INPUT ROWS:

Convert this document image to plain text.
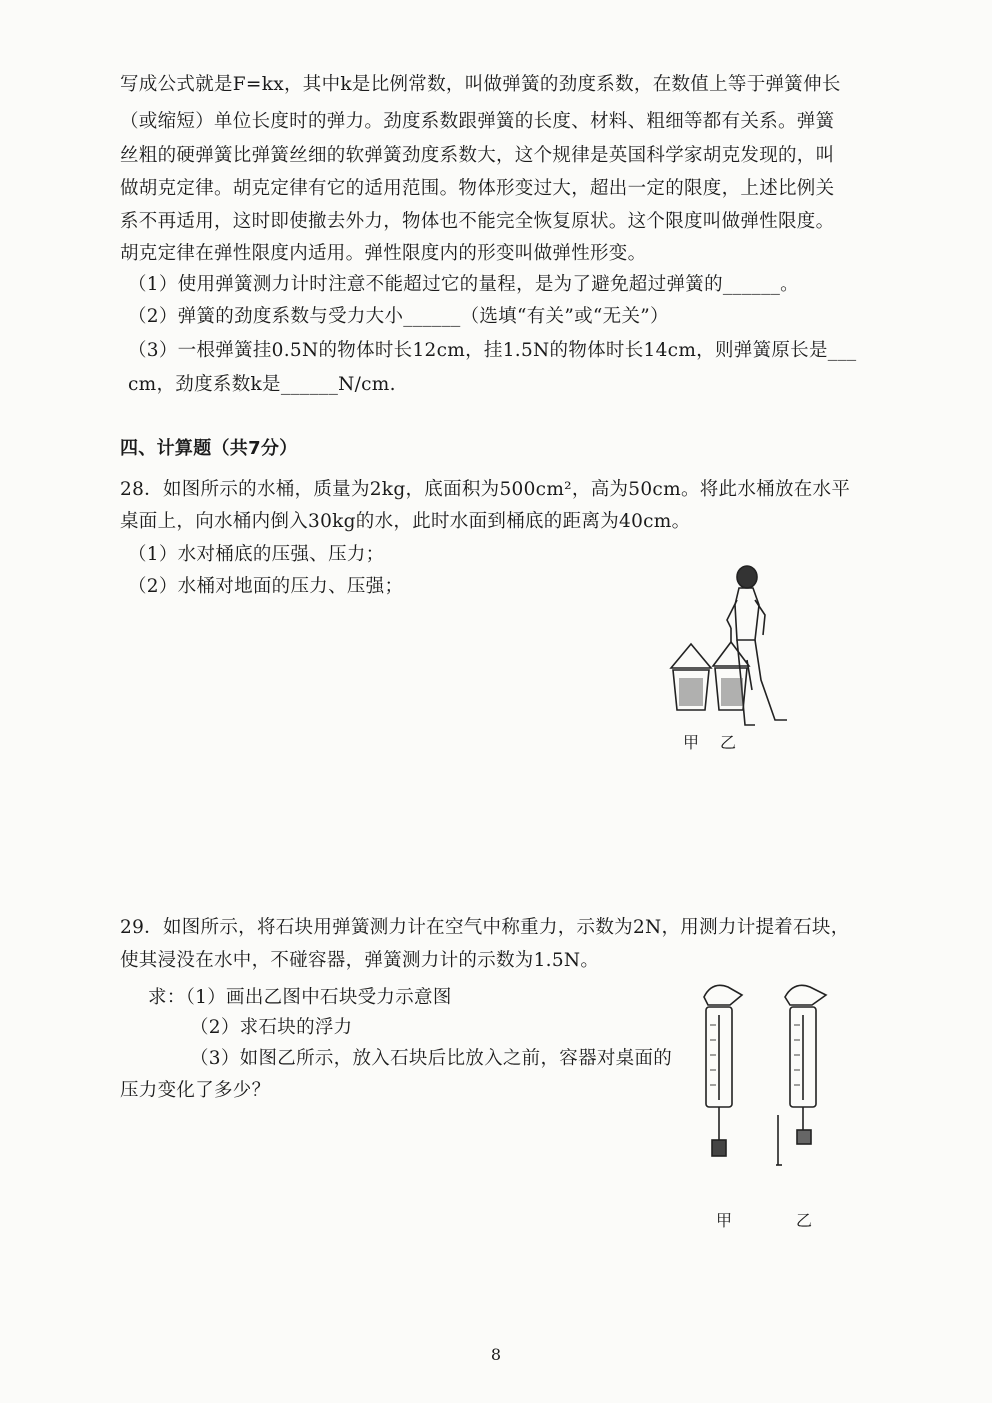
写成公式就是F=kx，其中k是比例常数，叫做弹簧的劲度系数，在数值上等于弹簧伸长
（或缩短）单位长度时的弹力。劲度系数跟弹簧的长度、材料、粗细等都有关系。弹簧
丝粗的硬弹簧比弹簧丝细的软弹簧劲度系数大，这个规律是英国科学家胡克发现的，叫
做胡克定律。胡克定律有它的适用范围。物体形变过大，超出一定的限度，上述比例关
系不再适用，这时即使撤去外力，物体也不能完全恢复原状。这个限度叫做弹性限度。
胡克定律在弹性限度内适用。弹性限度内的形变叫做弹性形变。
（1）使用弹簧测力计时注意不能超过它的量程，是为了避免超过弹簧的______。
（2）弹簧的劲度系数与受力大小______（选填“有关”或“无关”）
（3）一根弹簧挂0.5N的物体时长12cm，挂1.5N的物体时长14cm，则弹簧原长是___
cm，劲度系数k是______N/cm.
四、计算题（共7分）
28．如图所示的水桶，质量为2kg，底面积为500cm²，高为50cm。将此水桶放在水平
桌面上，向水桶内倒入30kg的水，此时水面到桶底的距离为40cm。
（1）水对桶底的压强、压力；
（2）水桶对地面的压力、压强；
甲 乙
29．如图所示，将石块用弹簧测力计在空气中称重力，示数为2N，用测力计提着石块，
使其浸没在水中，不碰容器，弹簧测力计的示数为1.5N。
求：（1）画出乙图中石块受力示意图
（2）求石块的浮力
（3）如图乙所示，放入石块后比放入之前，容器对桌面的
压力变化了多少？
甲	乙
8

TASK:
Without including any pictures, print each record exactly.

SOLVED PROBLEM:
Convert this document image to plain text.
写成公式就是F=kx，其中k是比例常数，叫做弹簧的劲度系数，在数值上等于弹簧伸长
（或缩短）单位长度时的弹力。劲度系数跟弹簧的长度、材料、粗细等都有关系。弹簧
丝粗的硬弹簧比弹簧丝细的软弹簧劲度系数大，这个规律是英国科学家胡克发现的，叫
做胡克定律。胡克定律有它的适用范围。物体形变过大，超出一定的限度，上述比例关
系不再适用，这时即使撤去外力，物体也不能完全恢复原状。这个限度叫做弹性限度。
胡克定律在弹性限度内适用。弹性限度内的形变叫做弹性形变。
（1）使用弹簧测力计时注意不能超过它的量程，是为了避免超过弹簧的______。
（2）弹簧的劲度系数与受力大小______（选填“有关”或“无关”）
（3）一根弹簧挂0.5N的物体时长12cm，挂1.5N的物体时长14cm，则弹簧原长是___
cm，劲度系数k是______N/cm.
四、计算题（共7分）
28．如图所示的水桶，质量为2kg，底面积为500cm²，高为50cm。将此水桶放在水平
桌面上，向水桶内倒入30kg的水，此时水面到桶底的距离为40cm。
（1）水对桶底的压强、压力；
（2）水桶对地面的压力、压强；
甲 乙
29．如图所示，将石块用弹簧测力计在空气中称重力，示数为2N，用测力计提着石块，
使其浸没在水中，不碰容器，弹簧测力计的示数为1.5N。
求：（1）画出乙图中石块受力示意图
（2）求石块的浮力
（3）如图乙所示，放入石块后比放入之前，容器对桌面的
压力变化了多少？
甲	乙
8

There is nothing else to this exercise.